-- Instruction --
Transcribe the records below exactly.

[Records that describe figures]
++++++++++

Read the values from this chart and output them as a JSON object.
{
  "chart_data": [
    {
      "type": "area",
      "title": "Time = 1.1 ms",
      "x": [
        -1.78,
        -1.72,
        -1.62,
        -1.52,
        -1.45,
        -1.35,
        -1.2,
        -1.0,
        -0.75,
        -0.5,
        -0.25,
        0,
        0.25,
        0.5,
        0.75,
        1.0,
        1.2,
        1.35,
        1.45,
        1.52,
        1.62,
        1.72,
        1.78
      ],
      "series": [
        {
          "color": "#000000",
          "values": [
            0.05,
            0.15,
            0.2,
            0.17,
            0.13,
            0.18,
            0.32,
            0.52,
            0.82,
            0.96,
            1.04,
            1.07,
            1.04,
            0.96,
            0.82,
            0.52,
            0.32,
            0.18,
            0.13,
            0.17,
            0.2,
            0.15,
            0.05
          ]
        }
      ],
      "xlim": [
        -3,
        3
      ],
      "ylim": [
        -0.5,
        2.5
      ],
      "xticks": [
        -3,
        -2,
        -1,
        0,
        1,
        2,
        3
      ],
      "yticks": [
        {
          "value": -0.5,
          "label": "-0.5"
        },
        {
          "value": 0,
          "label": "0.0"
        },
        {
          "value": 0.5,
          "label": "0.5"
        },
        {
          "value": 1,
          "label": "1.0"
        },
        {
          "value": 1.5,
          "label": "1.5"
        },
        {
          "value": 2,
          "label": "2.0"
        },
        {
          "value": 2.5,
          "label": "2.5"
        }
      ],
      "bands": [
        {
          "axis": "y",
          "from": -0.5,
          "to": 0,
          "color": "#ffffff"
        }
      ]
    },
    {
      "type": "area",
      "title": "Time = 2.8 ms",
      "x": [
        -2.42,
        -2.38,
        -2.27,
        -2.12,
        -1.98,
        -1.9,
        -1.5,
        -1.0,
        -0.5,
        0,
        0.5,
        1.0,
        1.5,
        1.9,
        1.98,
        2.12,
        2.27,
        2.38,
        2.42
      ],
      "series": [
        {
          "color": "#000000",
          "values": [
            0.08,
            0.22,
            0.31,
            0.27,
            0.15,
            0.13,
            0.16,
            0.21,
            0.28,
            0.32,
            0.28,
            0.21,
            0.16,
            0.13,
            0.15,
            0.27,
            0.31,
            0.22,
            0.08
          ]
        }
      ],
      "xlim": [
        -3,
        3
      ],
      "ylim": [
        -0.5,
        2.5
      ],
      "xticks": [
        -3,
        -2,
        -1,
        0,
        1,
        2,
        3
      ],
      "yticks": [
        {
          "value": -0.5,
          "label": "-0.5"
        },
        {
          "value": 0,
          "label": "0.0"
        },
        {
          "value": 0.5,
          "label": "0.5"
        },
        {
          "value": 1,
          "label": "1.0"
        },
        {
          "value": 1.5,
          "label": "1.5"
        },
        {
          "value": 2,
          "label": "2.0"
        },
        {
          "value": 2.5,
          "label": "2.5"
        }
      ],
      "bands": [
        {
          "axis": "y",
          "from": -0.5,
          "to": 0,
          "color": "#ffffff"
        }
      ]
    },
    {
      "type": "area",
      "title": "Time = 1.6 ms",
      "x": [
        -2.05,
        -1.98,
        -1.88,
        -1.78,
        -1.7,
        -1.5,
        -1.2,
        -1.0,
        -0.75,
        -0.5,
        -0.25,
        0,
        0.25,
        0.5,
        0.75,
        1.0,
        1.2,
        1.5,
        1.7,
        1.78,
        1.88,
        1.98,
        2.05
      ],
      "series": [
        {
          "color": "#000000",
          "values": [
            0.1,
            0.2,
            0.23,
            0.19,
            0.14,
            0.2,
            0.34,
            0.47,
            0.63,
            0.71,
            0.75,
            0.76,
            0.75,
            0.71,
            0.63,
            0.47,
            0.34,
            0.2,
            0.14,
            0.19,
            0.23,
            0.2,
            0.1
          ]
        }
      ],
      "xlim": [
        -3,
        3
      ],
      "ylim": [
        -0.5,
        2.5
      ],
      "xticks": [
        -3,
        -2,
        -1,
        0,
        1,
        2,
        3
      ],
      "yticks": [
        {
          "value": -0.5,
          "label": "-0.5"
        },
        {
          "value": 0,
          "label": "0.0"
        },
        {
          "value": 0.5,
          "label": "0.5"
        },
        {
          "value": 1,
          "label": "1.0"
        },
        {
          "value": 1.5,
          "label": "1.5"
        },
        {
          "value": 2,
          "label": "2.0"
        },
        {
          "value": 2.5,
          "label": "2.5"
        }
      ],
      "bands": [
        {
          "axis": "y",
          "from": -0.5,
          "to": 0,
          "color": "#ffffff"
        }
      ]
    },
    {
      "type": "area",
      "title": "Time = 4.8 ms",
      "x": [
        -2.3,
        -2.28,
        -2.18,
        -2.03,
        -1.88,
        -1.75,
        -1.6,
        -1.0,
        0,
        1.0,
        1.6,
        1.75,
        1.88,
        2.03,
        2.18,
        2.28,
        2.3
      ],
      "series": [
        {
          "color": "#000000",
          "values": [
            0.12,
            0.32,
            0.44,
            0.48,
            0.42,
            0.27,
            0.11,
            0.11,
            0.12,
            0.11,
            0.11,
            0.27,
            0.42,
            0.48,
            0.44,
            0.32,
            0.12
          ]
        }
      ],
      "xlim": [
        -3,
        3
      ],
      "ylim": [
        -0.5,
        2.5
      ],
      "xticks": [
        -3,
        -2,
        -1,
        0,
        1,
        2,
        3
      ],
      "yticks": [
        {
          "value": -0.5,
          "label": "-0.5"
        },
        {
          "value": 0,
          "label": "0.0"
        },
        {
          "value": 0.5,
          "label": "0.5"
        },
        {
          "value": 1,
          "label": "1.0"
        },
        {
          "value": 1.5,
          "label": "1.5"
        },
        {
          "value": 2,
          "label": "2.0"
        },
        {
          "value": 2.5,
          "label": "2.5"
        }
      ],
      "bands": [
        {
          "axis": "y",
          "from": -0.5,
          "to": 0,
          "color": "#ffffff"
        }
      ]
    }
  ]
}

++++++++++

-- The solution --
Read the values from this chart and output them as a JSON object.
{
  "chart_data": [
    {
      "type": "area",
      "title": "Time = 1.1 ms",
      "x": [
        -1.78,
        -1.72,
        -1.62,
        -1.52,
        -1.45,
        -1.35,
        -1.2,
        -1.0,
        -0.75,
        -0.5,
        -0.25,
        0,
        0.25,
        0.5,
        0.75,
        1.0,
        1.2,
        1.35,
        1.45,
        1.52,
        1.62,
        1.72,
        1.78
      ],
      "series": [
        {
          "color": "#000000",
          "values": [
            0.05,
            0.15,
            0.2,
            0.17,
            0.13,
            0.18,
            0.32,
            0.52,
            0.82,
            0.96,
            1.04,
            1.07,
            1.04,
            0.96,
            0.82,
            0.52,
            0.32,
            0.18,
            0.13,
            0.17,
            0.2,
            0.15,
            0.05
          ]
        }
      ],
      "xlim": [
        -3,
        3
      ],
      "ylim": [
        -0.5,
        2.5
      ],
      "xticks": [
        -3,
        -2,
        -1,
        0,
        1,
        2,
        3
      ],
      "yticks": [
        {
          "value": -0.5,
          "label": "-0.5"
        },
        {
          "value": 0,
          "label": "0.0"
        },
        {
          "value": 0.5,
          "label": "0.5"
        },
        {
          "value": 1,
          "label": "1.0"
        },
        {
          "value": 1.5,
          "label": "1.5"
        },
        {
          "value": 2,
          "label": "2.0"
        },
        {
          "value": 2.5,
          "label": "2.5"
        }
      ],
      "bands": [
        {
          "axis": "y",
          "from": -0.5,
          "to": 0,
          "color": "#ffffff"
        }
      ]
    },
    {
      "type": "area",
      "title": "Time = 2.8 ms",
      "x": [
        -2.42,
        -2.38,
        -2.27,
        -2.12,
        -1.98,
        -1.9,
        -1.5,
        -1.0,
        -0.5,
        0,
        0.5,
        1.0,
        1.5,
        1.9,
        1.98,
        2.12,
        2.27,
        2.38,
        2.42
      ],
      "series": [
        {
          "color": "#000000",
          "values": [
            0.08,
            0.22,
            0.31,
            0.27,
            0.15,
            0.13,
            0.16,
            0.21,
            0.28,
            0.32,
            0.28,
            0.21,
            0.16,
            0.13,
            0.15,
            0.27,
            0.31,
            0.22,
            0.08
          ]
        }
      ],
      "xlim": [
        -3,
        3
      ],
      "ylim": [
        -0.5,
        2.5
      ],
      "xticks": [
        -3,
        -2,
        -1,
        0,
        1,
        2,
        3
      ],
      "yticks": [
        {
          "value": -0.5,
          "label": "-0.5"
        },
        {
          "value": 0,
          "label": "0.0"
        },
        {
          "value": 0.5,
          "label": "0.5"
        },
        {
          "value": 1,
          "label": "1.0"
        },
        {
          "value": 1.5,
          "label": "1.5"
        },
        {
          "value": 2,
          "label": "2.0"
        },
        {
          "value": 2.5,
          "label": "2.5"
        }
      ],
      "bands": [
        {
          "axis": "y",
          "from": -0.5,
          "to": 0,
          "color": "#ffffff"
        }
      ]
    },
    {
      "type": "area",
      "title": "Time = 1.6 ms",
      "x": [
        -2.05,
        -1.98,
        -1.88,
        -1.78,
        -1.7,
        -1.5,
        -1.2,
        -1.0,
        -0.75,
        -0.5,
        -0.25,
        0,
        0.25,
        0.5,
        0.75,
        1.0,
        1.2,
        1.5,
        1.7,
        1.78,
        1.88,
        1.98,
        2.05
      ],
      "series": [
        {
          "color": "#000000",
          "values": [
            0.1,
            0.2,
            0.23,
            0.19,
            0.14,
            0.2,
            0.34,
            0.47,
            0.63,
            0.71,
            0.75,
            0.76,
            0.75,
            0.71,
            0.63,
            0.47,
            0.34,
            0.2,
            0.14,
            0.19,
            0.23,
            0.2,
            0.1
          ]
        }
      ],
      "xlim": [
        -3,
        3
      ],
      "ylim": [
        -0.5,
        2.5
      ],
      "xticks": [
        -3,
        -2,
        -1,
        0,
        1,
        2,
        3
      ],
      "yticks": [
        {
          "value": -0.5,
          "label": "-0.5"
        },
        {
          "value": 0,
          "label": "0.0"
        },
        {
          "value": 0.5,
          "label": "0.5"
        },
        {
          "value": 1,
          "label": "1.0"
        },
        {
          "value": 1.5,
          "label": "1.5"
        },
        {
          "value": 2,
          "label": "2.0"
        },
        {
          "value": 2.5,
          "label": "2.5"
        }
      ],
      "bands": [
        {
          "axis": "y",
          "from": -0.5,
          "to": 0,
          "color": "#ffffff"
        }
      ]
    },
    {
      "type": "area",
      "title": "Time = 4.8 ms",
      "x": [
        -2.3,
        -2.28,
        -2.18,
        -2.03,
        -1.88,
        -1.75,
        -1.6,
        -1.0,
        0,
        1.0,
        1.6,
        1.75,
        1.88,
        2.03,
        2.18,
        2.28,
        2.3
      ],
      "series": [
        {
          "color": "#000000",
          "values": [
            0.12,
            0.32,
            0.44,
            0.48,
            0.42,
            0.27,
            0.11,
            0.11,
            0.12,
            0.11,
            0.11,
            0.27,
            0.42,
            0.48,
            0.44,
            0.32,
            0.12
          ]
        }
      ],
      "xlim": [
        -3,
        3
      ],
      "ylim": [
        -0.5,
        2.5
      ],
      "xticks": [
        -3,
        -2,
        -1,
        0,
        1,
        2,
        3
      ],
      "yticks": [
        {
          "value": -0.5,
          "label": "-0.5"
        },
        {
          "value": 0,
          "label": "0.0"
        },
        {
          "value": 0.5,
          "label": "0.5"
        },
        {
          "value": 1,
          "label": "1.0"
        },
        {
          "value": 1.5,
          "label": "1.5"
        },
        {
          "value": 2,
          "label": "2.0"
        },
        {
          "value": 2.5,
          "label": "2.5"
        }
      ],
      "bands": [
        {
          "axis": "y",
          "from": -0.5,
          "to": 0,
          "color": "#ffffff"
        }
      ]
    }
  ]
}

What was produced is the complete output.